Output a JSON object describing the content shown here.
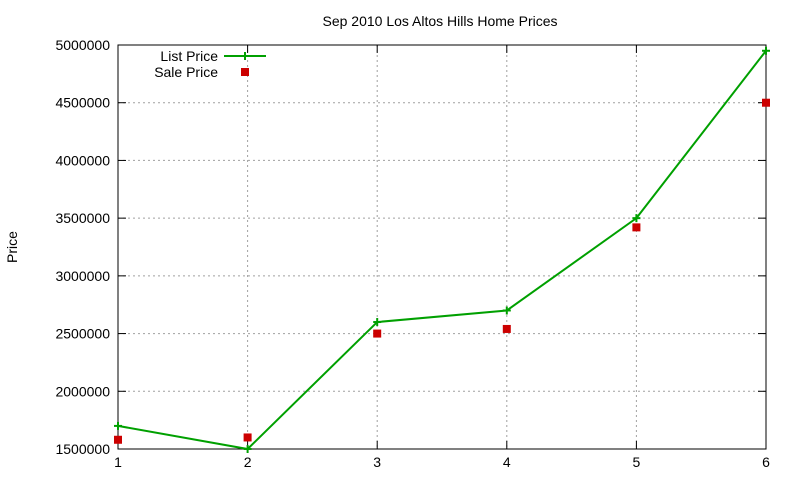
{
  "chart_data": {
    "type": "line",
    "title": "Sep 2010 Los Altos Hills Home Prices",
    "xlabel": "",
    "ylabel": "Price",
    "x": [
      1,
      2,
      3,
      4,
      5,
      6
    ],
    "xlim": [
      1,
      6
    ],
    "ylim": [
      1500000,
      5000000
    ],
    "xticks": [
      "1",
      "2",
      "3",
      "4",
      "5",
      "6"
    ],
    "yticks": [
      "1500000",
      "2000000",
      "2500000",
      "3000000",
      "3500000",
      "4000000",
      "4500000",
      "5000000"
    ],
    "grid": true,
    "legend_position": "top-left",
    "series": [
      {
        "name": "List Price",
        "style": "line-plus",
        "color": "#00a000",
        "values": [
          1700000,
          1500000,
          2600000,
          2700000,
          3500000,
          4950000
        ]
      },
      {
        "name": "Sale Price",
        "style": "square",
        "color": "#cc0000",
        "values": [
          1580000,
          1600000,
          2500000,
          2540000,
          3420000,
          4500000
        ]
      }
    ]
  }
}
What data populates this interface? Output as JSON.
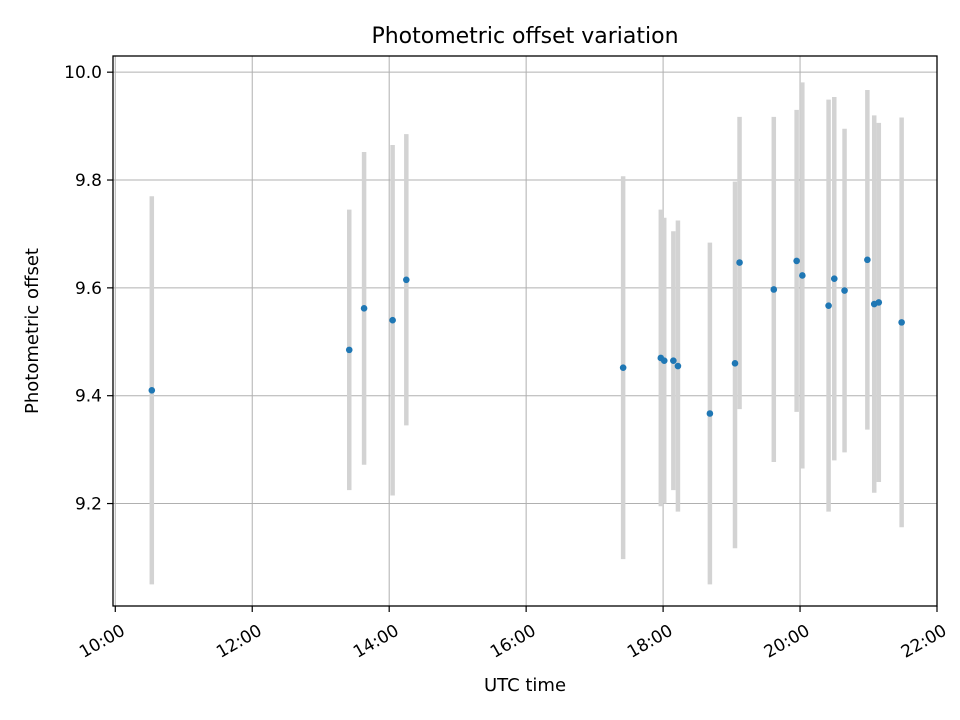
{
  "chart_data": {
    "type": "scatter",
    "title": "Photometric offset variation",
    "xlabel": "UTC time",
    "ylabel": "Photometric offset",
    "x_tick_labels": [
      "10:00",
      "12:00",
      "14:00",
      "16:00",
      "18:00",
      "20:00",
      "22:00"
    ],
    "y_tick_labels": [
      "9.2",
      "9.4",
      "9.6",
      "9.8",
      "10.0"
    ],
    "xlim": [
      "09:58",
      "22:00"
    ],
    "ylim": [
      9.01,
      10.03
    ],
    "grid": true,
    "point_color": "#1f77b4",
    "errorbar_color": "#d3d3d3",
    "points": [
      {
        "x": "10:32",
        "y": 9.41,
        "ymin": 9.05,
        "ymax": 9.77
      },
      {
        "x": "13:25",
        "y": 9.485,
        "ymin": 9.225,
        "ymax": 9.745
      },
      {
        "x": "13:38",
        "y": 9.562,
        "ymin": 9.272,
        "ymax": 9.852
      },
      {
        "x": "14:03",
        "y": 9.54,
        "ymin": 9.215,
        "ymax": 9.865
      },
      {
        "x": "14:15",
        "y": 9.615,
        "ymin": 9.345,
        "ymax": 9.885
      },
      {
        "x": "17:25",
        "y": 9.452,
        "ymin": 9.097,
        "ymax": 9.807
      },
      {
        "x": "17:58",
        "y": 9.47,
        "ymin": 9.195,
        "ymax": 9.745
      },
      {
        "x": "18:01",
        "y": 9.465,
        "ymin": 9.2,
        "ymax": 9.73
      },
      {
        "x": "18:09",
        "y": 9.465,
        "ymin": 9.225,
        "ymax": 9.705
      },
      {
        "x": "18:13",
        "y": 9.455,
        "ymin": 9.185,
        "ymax": 9.725
      },
      {
        "x": "18:41",
        "y": 9.367,
        "ymin": 9.05,
        "ymax": 9.684
      },
      {
        "x": "19:03",
        "y": 9.46,
        "ymin": 9.117,
        "ymax": 9.797
      },
      {
        "x": "19:07",
        "y": 9.647,
        "ymin": 9.375,
        "ymax": 9.917
      },
      {
        "x": "19:37",
        "y": 9.597,
        "ymin": 9.277,
        "ymax": 9.917
      },
      {
        "x": "19:57",
        "y": 9.65,
        "ymin": 9.37,
        "ymax": 9.93
      },
      {
        "x": "20:02",
        "y": 9.623,
        "ymin": 9.265,
        "ymax": 9.981
      },
      {
        "x": "20:25",
        "y": 9.567,
        "ymin": 9.185,
        "ymax": 9.949
      },
      {
        "x": "20:30",
        "y": 9.617,
        "ymin": 9.28,
        "ymax": 9.954
      },
      {
        "x": "20:39",
        "y": 9.595,
        "ymin": 9.295,
        "ymax": 9.895
      },
      {
        "x": "20:59",
        "y": 9.652,
        "ymin": 9.337,
        "ymax": 9.967
      },
      {
        "x": "21:05",
        "y": 9.57,
        "ymin": 9.22,
        "ymax": 9.92
      },
      {
        "x": "21:09",
        "y": 9.573,
        "ymin": 9.24,
        "ymax": 9.906
      },
      {
        "x": "21:29",
        "y": 9.536,
        "ymin": 9.156,
        "ymax": 9.916
      }
    ]
  }
}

──────────────────────────────

_Given task:_
What is the number of lines containing "title"? Give that number only.

_Solution below:_
2